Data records
>> START

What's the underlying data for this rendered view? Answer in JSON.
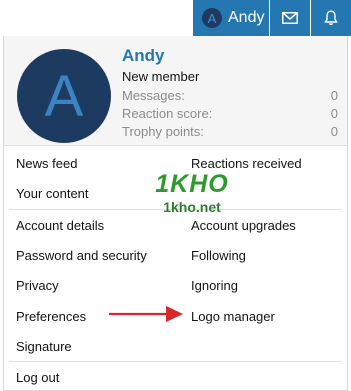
{
  "navbar": {
    "avatar_letter": "A",
    "username": "Andy",
    "icons": [
      "envelope-icon",
      "bell-icon"
    ],
    "accent_color": "#2577b1"
  },
  "profile": {
    "avatar_letter": "A",
    "name": "Andy",
    "title": "New member",
    "stats": [
      {
        "label": "Messages:",
        "value": "0"
      },
      {
        "label": "Reaction score:",
        "value": "0"
      },
      {
        "label": "Trophy points:",
        "value": "0"
      }
    ]
  },
  "menu": {
    "news_feed": "News feed",
    "reactions_received": "Reactions received",
    "your_content": "Your content",
    "account_details": "Account details",
    "account_upgrades": "Account upgrades",
    "password_security": "Password and security",
    "following": "Following",
    "privacy": "Privacy",
    "ignoring": "Ignoring",
    "preferences": "Preferences",
    "logo_manager": "Logo manager",
    "signature": "Signature",
    "log_out": "Log out"
  },
  "watermark": {
    "brand": "1KHO",
    "site": "1kho.net"
  },
  "annotation": {
    "arrow_color": "#d9262b"
  }
}
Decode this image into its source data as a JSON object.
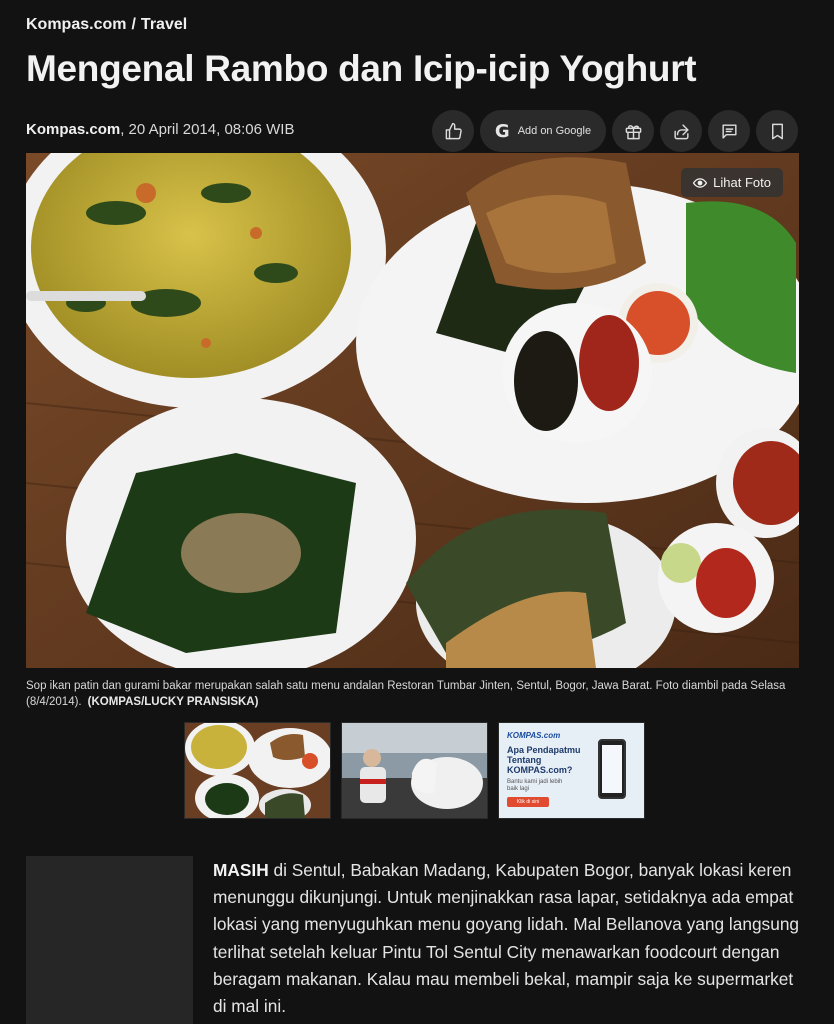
{
  "breadcrumb": {
    "site": "Kompas.com",
    "separator": "/",
    "section": "Travel"
  },
  "title": "Mengenal Rambo dan Icip-icip Yoghurt",
  "meta": {
    "source": "Kompas.com",
    "date": "20 April 2014, 08:06 WIB"
  },
  "actions": {
    "like_icon": "thumbs-up-icon",
    "google_label": "Add on Google",
    "gift_icon": "gift-icon",
    "share_icon": "share-icon",
    "comment_icon": "comment-icon",
    "bookmark_icon": "bookmark-icon"
  },
  "hero": {
    "view_photo_label": "Lihat Foto"
  },
  "caption": {
    "text": "Sop ikan patin dan gurami bakar merupakan salah satu menu andalan Restoran Tumbar Jinten, Sentul, Bogor, Jawa Barat. Foto diambil pada Selasa (8/4/2014).",
    "credit": "(KOMPAS/LUCKY PRANSISKA)"
  },
  "ad": {
    "logo": "KOMPAS.com",
    "title": "Apa Pendapatmu Tentang KOMPAS.com?",
    "subtitle": "Bantu kami jadi lebih baik lagi",
    "button": "Klik di sini"
  },
  "article": {
    "lead_word": "MASIH",
    "paragraph": " di Sentul, Babakan Madang, Kabupaten Bogor, banyak lokasi keren menunggu dikunjungi. Untuk menjinakkan rasa lapar, setidaknya ada empat lokasi yang menyuguhkan menu goyang lidah. Mal Bellanova yang langsung terlihat setelah keluar Pintu Tol Sentul City menawarkan foodcourt dengan beragam makanan. Kalau mau membeli bekal, mampir saja ke supermarket di mal ini."
  }
}
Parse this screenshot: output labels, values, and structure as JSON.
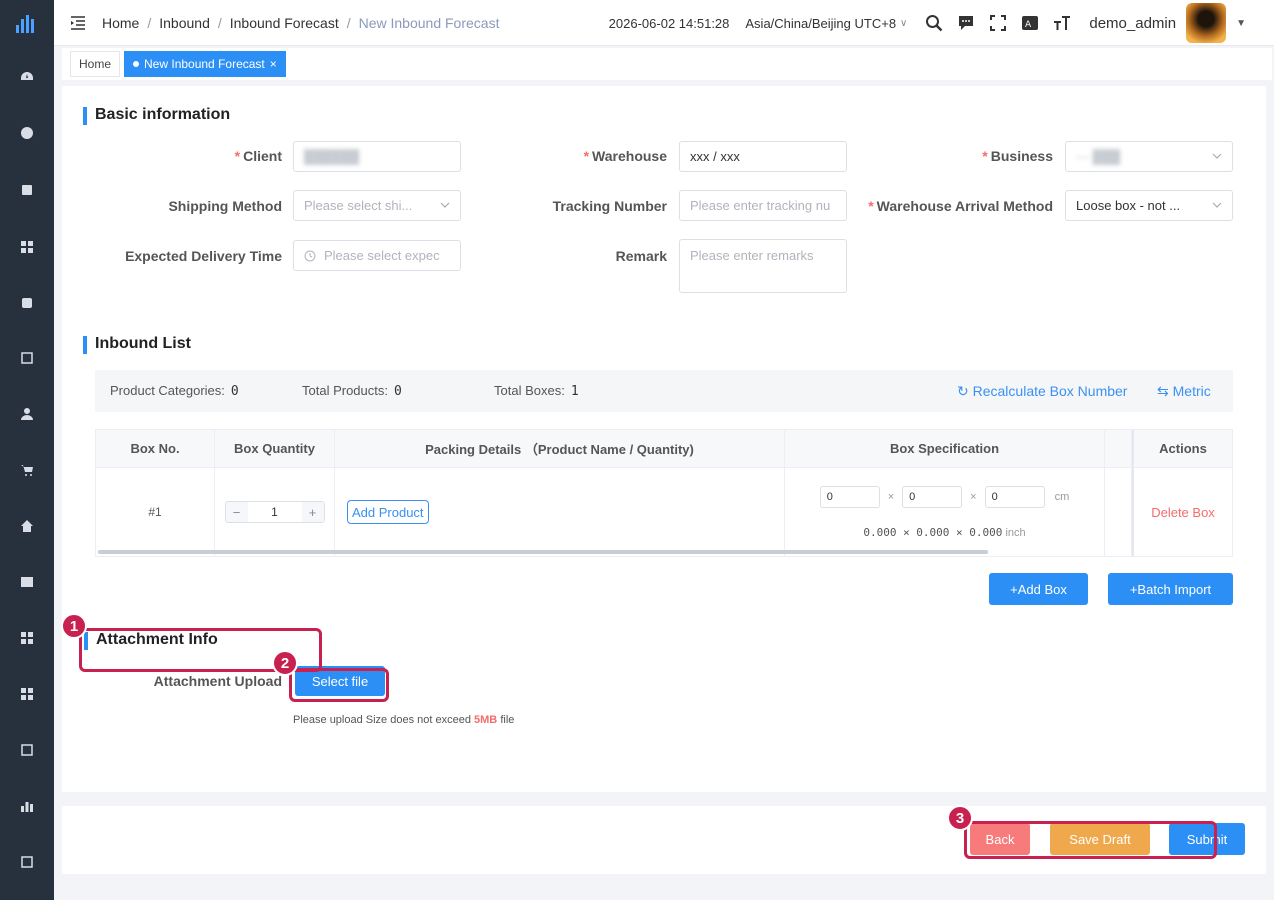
{
  "breadcrumb": [
    "Home",
    "Inbound",
    "Inbound Forecast",
    "New Inbound Forecast"
  ],
  "header": {
    "datetime": "2026-06-02 14:51:28",
    "timezone": "Asia/China/Beijing UTC+8",
    "username": "demo_admin"
  },
  "tags": {
    "home": "Home",
    "active": "New Inbound Forecast"
  },
  "basic": {
    "title": "Basic information",
    "client_label": "Client",
    "warehouse_label": "Warehouse",
    "warehouse_value": "xxx / xxx",
    "business_label": "Business",
    "shipping_label": "Shipping Method",
    "shipping_placeholder": "Please select shi...",
    "tracking_label": "Tracking Number",
    "tracking_placeholder": "Please enter tracking nu",
    "arrival_label": "Warehouse Arrival Method",
    "arrival_value": "Loose box - not ...",
    "delivery_label": "Expected Delivery Time",
    "delivery_placeholder": "Please select expec",
    "remark_label": "Remark",
    "remark_placeholder": "Please enter remarks"
  },
  "inbound": {
    "title": "Inbound List",
    "categories_label": "Product Categories:",
    "categories_value": "0",
    "products_label": "Total Products:",
    "products_value": "0",
    "boxes_label": "Total Boxes:",
    "boxes_value": "1",
    "recalc": "Recalculate Box Number",
    "metric": "Metric",
    "columns": {
      "box_no": "Box No.",
      "box_qty": "Box Quantity",
      "packing": "Packing Details （Product Name / Quantity)",
      "spec": "Box Specification",
      "actions": "Actions"
    },
    "row": {
      "box_no": "#1",
      "qty": "1",
      "add_product": "Add Product",
      "len": "0",
      "wid": "0",
      "hei": "0",
      "unit_cm": "cm",
      "inch_line": "0.000 × 0.000 × 0.000",
      "unit_inch": "inch",
      "delete": "Delete Box"
    },
    "add_box": "+Add Box",
    "batch_import": "+Batch Import"
  },
  "attachment": {
    "title": "Attachment Info",
    "upload_label": "Attachment Upload",
    "select_file": "Select file",
    "hint_prefix": "Please upload Size does not exceed",
    "hint_size": "5MB",
    "hint_suffix": "file"
  },
  "footer": {
    "back": "Back",
    "save_draft": "Save Draft",
    "submit": "Submit"
  },
  "annotations": [
    "1",
    "2",
    "3"
  ]
}
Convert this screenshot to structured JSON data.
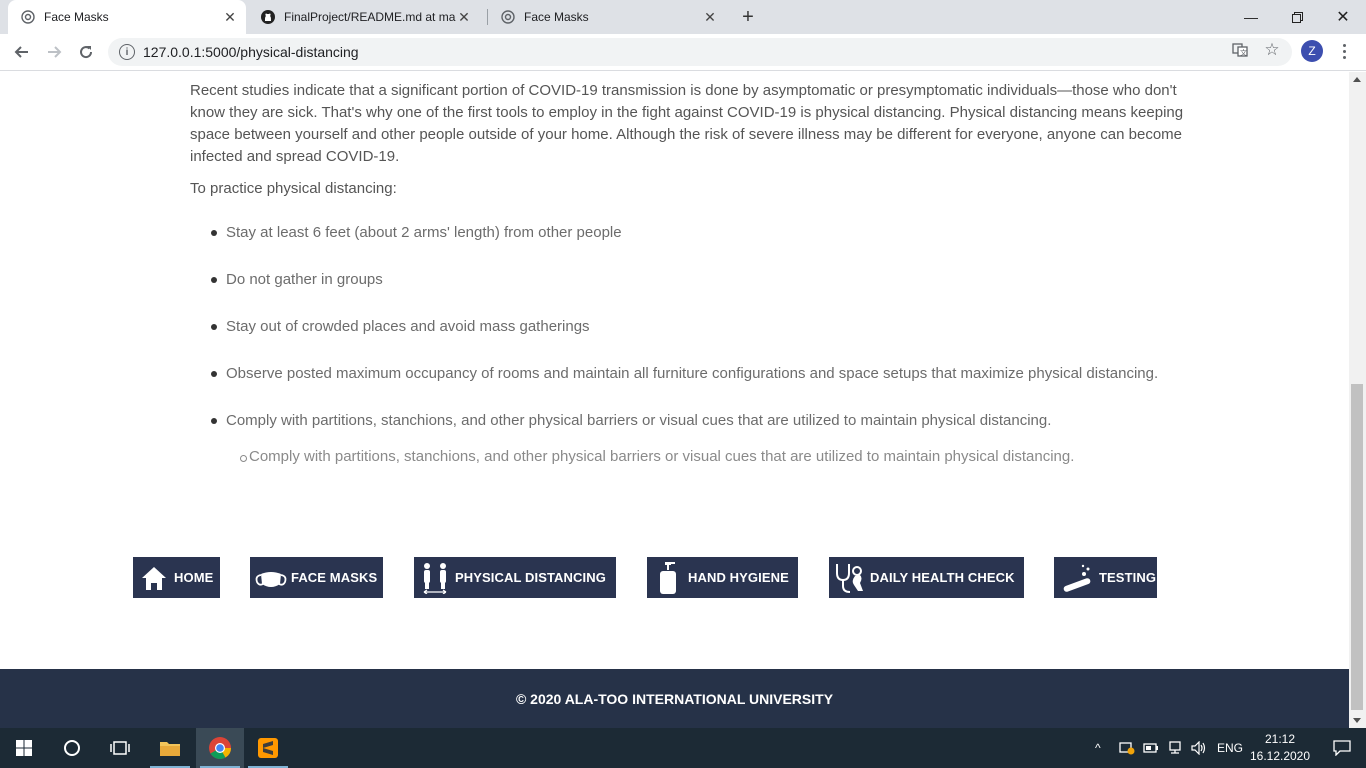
{
  "browser": {
    "tabs": [
      {
        "title": "Face Masks",
        "active": true
      },
      {
        "title": "FinalProject/README.md at main",
        "active": false
      },
      {
        "title": "Face Masks",
        "active": false
      }
    ],
    "url": "127.0.0.1:5000/physical-distancing",
    "profile_initial": "Z"
  },
  "content": {
    "intro": "Recent studies indicate that a significant portion of COVID-19 transmission is done by asymptomatic or presymptomatic individuals—those who don't know they are sick. That's why one of the first tools to employ in the fight against COVID-19 is physical distancing. Physical distancing means keeping space between yourself and other people outside of your home. Although the risk of severe illness may be different for everyone, anyone can become infected and spread COVID-19.",
    "lead": "To practice physical distancing:",
    "items": [
      "Stay at least 6 feet (about 2 arms' length) from other people",
      "Do not gather in groups",
      "Stay out of crowded places and avoid mass gatherings",
      "Observe posted maximum occupancy of rooms and maintain all furniture configurations and space setups that maximize physical distancing.",
      "Comply with partitions, stanchions, and other physical barriers or visual cues that are utilized to maintain physical distancing."
    ],
    "sub_item": "Comply with partitions, stanchions, and other physical barriers or visual cues that are utilized to maintain physical distancing."
  },
  "nav": [
    {
      "label": "HOME",
      "icon": "home-icon"
    },
    {
      "label": "FACE MASKS",
      "icon": "mask-icon"
    },
    {
      "label": "PHYSICAL DISTANCING",
      "icon": "distancing-icon"
    },
    {
      "label": "HAND HYGIENE",
      "icon": "soap-icon"
    },
    {
      "label": "DAILY HEALTH CHECK",
      "icon": "stethoscope-icon"
    },
    {
      "label": "TESTING",
      "icon": "test-tube-icon"
    }
  ],
  "footer": {
    "text": "© 2020 ALA-TOO INTERNATIONAL UNIVERSITY"
  },
  "taskbar": {
    "lang": "ENG",
    "time": "21:12",
    "date": "16.12.2020"
  },
  "colors": {
    "nav_bg": "#2a3450",
    "footer_bg": "#263248",
    "taskbar_bg": "#1c2a35"
  }
}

>> END

Look through the records and gather each line with the word "this".

What's the underlying data for this rendered view? Answer in JSON.
Decode this image into its source data as a JSON object.
Parse this screenshot: output labels, values, and structure as JSON.
Convert this screenshot to structured JSON data.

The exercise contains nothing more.